Find the string "effectuer" and gather every line that holds it.

= = = = =

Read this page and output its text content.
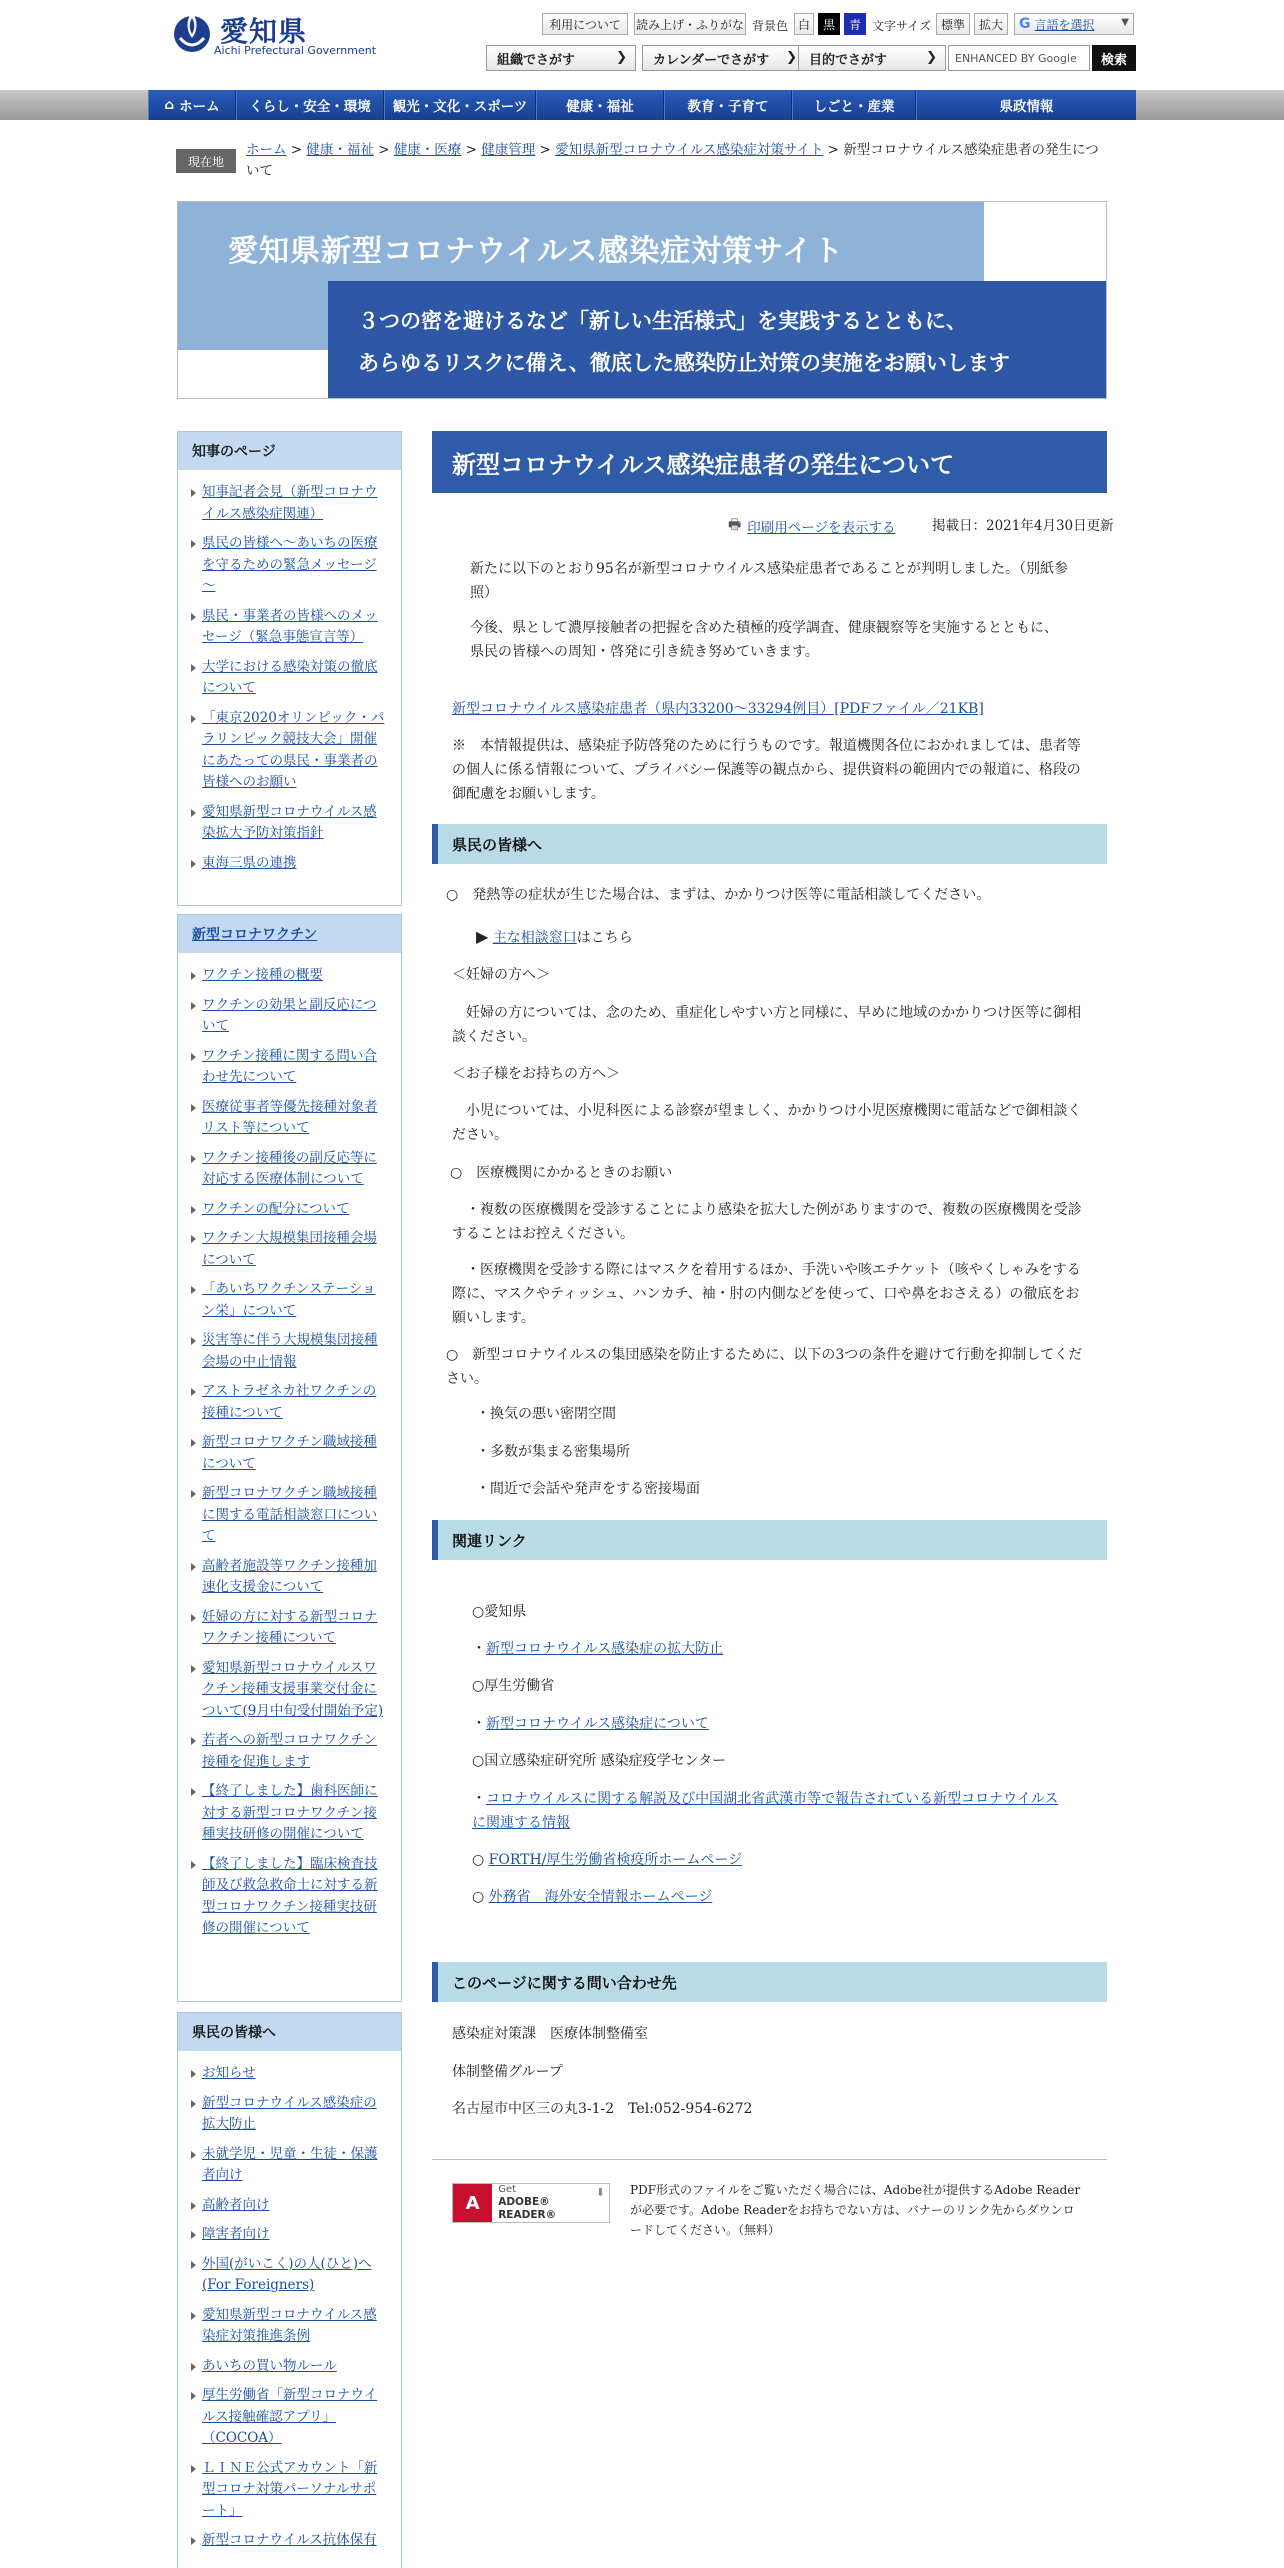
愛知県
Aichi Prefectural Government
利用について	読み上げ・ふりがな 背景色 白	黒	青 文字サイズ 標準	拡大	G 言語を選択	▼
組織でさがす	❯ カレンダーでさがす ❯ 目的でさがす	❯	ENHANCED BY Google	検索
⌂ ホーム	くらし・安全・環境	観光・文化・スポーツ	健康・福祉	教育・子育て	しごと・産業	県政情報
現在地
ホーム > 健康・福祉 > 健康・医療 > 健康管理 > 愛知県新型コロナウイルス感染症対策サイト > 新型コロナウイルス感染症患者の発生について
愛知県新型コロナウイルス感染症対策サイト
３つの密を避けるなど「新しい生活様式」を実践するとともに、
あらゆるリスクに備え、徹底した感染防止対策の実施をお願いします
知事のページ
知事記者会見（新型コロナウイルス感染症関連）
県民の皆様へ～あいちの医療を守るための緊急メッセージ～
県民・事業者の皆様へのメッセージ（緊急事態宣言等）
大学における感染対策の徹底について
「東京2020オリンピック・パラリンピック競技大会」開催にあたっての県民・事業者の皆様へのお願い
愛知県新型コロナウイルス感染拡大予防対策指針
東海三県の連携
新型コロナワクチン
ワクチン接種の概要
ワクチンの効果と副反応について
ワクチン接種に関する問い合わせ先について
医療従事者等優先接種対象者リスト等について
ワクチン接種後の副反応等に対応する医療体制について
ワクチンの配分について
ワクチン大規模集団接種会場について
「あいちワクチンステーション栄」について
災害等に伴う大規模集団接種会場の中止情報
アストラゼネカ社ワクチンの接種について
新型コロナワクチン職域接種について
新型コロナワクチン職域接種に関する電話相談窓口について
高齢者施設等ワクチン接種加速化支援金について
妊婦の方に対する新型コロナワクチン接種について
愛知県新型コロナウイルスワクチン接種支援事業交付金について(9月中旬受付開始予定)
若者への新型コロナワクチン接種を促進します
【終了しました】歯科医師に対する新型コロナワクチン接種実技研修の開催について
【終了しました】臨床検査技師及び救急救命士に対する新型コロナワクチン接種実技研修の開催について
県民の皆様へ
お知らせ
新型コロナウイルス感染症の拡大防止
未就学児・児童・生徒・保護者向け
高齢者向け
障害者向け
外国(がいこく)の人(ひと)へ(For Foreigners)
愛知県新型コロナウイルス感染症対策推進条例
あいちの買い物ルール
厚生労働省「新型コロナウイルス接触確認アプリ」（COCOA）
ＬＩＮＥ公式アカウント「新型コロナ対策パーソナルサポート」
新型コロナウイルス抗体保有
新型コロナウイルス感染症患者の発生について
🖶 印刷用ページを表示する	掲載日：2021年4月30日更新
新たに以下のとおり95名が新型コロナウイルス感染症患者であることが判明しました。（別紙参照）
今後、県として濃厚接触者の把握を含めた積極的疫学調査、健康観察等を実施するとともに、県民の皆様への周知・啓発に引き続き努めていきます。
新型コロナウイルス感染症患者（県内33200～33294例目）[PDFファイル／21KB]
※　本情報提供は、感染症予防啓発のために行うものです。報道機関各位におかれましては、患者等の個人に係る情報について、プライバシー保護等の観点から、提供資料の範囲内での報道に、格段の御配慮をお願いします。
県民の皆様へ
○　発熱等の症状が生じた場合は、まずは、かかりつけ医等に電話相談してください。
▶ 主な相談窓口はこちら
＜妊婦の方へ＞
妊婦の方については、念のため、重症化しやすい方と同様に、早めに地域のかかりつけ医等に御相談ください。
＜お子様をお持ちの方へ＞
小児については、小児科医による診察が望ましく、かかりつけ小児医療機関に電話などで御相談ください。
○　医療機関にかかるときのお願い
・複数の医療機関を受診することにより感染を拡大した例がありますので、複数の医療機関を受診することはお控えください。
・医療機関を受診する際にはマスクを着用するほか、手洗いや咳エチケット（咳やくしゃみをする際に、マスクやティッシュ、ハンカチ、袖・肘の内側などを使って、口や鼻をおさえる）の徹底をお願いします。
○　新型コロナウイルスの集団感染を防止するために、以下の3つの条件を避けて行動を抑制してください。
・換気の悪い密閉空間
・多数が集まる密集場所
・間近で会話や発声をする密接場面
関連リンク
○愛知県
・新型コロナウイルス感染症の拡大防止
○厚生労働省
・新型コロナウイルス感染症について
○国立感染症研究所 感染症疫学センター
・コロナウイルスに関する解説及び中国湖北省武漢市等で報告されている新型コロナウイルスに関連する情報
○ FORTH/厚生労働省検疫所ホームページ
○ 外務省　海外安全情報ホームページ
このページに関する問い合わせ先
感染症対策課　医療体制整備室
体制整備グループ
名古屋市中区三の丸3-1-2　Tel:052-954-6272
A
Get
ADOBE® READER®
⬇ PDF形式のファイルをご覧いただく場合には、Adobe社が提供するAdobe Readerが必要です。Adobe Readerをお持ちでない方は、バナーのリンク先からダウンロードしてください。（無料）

= = = = =

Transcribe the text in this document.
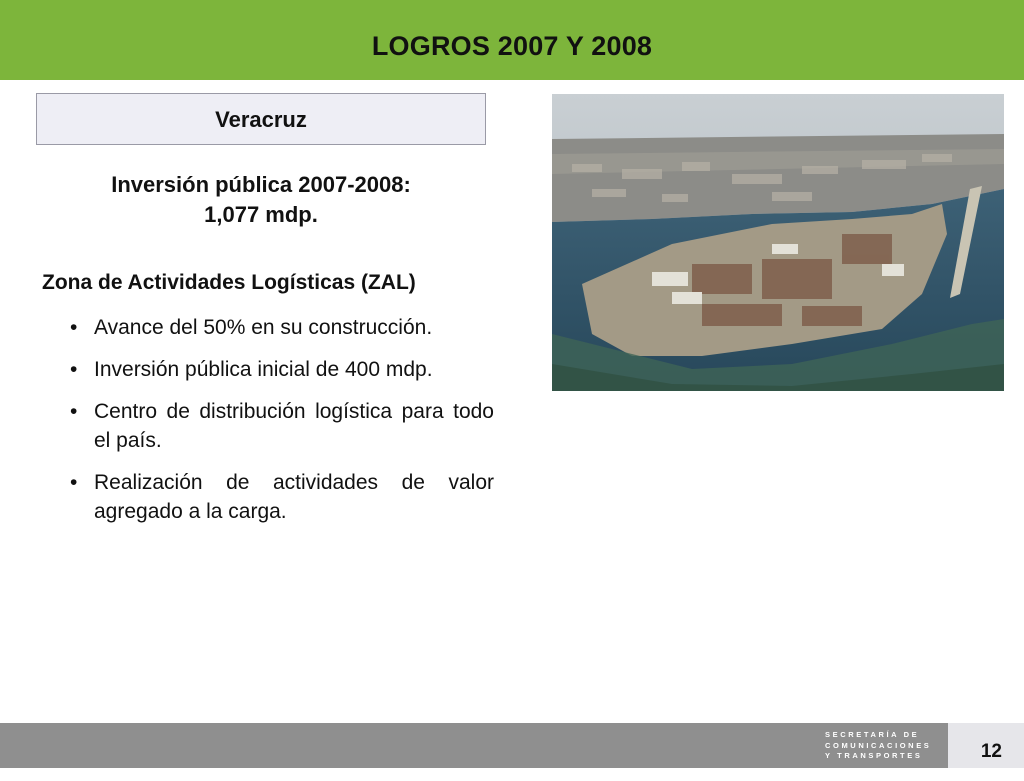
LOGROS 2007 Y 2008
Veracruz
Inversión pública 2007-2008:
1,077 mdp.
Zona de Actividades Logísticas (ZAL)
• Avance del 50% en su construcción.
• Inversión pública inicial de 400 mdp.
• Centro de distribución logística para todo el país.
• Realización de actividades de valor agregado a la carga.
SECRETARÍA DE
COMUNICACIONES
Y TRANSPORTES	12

= = = = =

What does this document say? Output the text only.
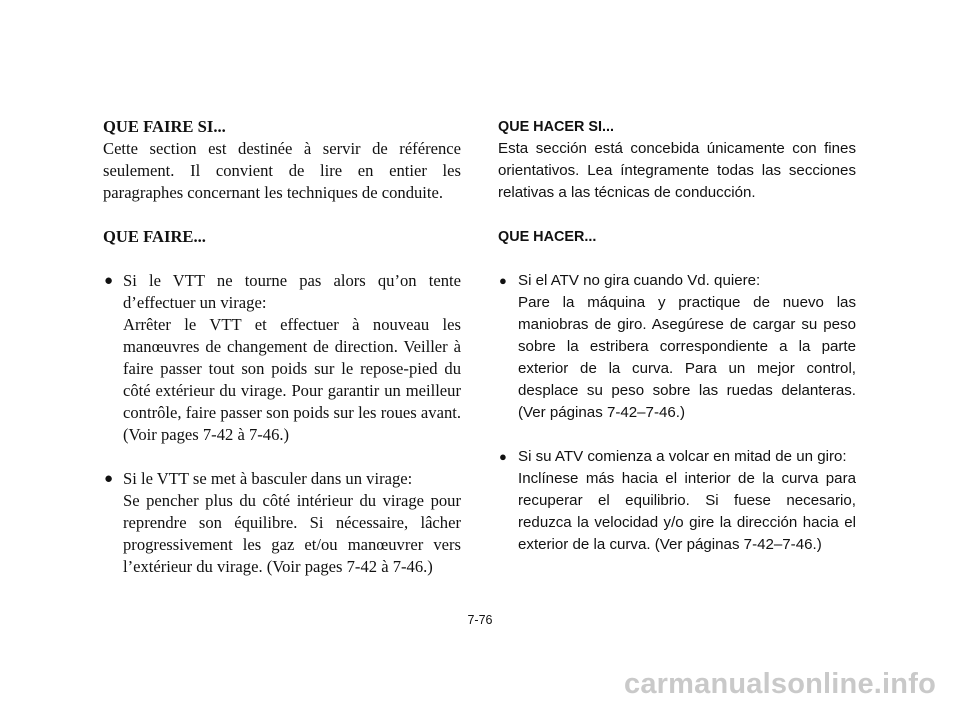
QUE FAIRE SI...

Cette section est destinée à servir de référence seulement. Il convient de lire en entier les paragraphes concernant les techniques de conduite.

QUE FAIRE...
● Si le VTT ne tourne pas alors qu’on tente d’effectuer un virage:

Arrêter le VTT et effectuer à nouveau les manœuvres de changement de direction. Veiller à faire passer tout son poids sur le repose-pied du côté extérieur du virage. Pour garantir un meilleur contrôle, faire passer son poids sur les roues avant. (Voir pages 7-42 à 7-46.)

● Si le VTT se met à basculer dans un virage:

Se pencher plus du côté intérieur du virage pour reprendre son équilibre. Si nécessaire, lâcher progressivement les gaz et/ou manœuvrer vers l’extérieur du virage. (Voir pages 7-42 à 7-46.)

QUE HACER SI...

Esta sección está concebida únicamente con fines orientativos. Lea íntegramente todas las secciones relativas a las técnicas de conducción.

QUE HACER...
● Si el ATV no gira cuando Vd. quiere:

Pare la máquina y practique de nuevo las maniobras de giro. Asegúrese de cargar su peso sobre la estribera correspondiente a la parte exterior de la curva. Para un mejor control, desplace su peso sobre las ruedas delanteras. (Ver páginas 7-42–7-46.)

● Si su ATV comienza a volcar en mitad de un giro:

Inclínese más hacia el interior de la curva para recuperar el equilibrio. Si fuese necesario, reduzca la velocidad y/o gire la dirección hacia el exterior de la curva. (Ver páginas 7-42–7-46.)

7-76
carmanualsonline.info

= = = = =

TASK SOLUTION:
● Si le VTT ne tourne pas alors qu’on tente d’effectuer un virage:
Arrêter le VTT et effectuer à nouveau les manœuvres de changement de direction. Veiller à faire passer tout son poids sur le repose-pied du côté extérieur du virage. Pour garantir un meilleur contrôle, faire passer son poids sur les roues avant. (Voir pages 7-42 à 7-46.)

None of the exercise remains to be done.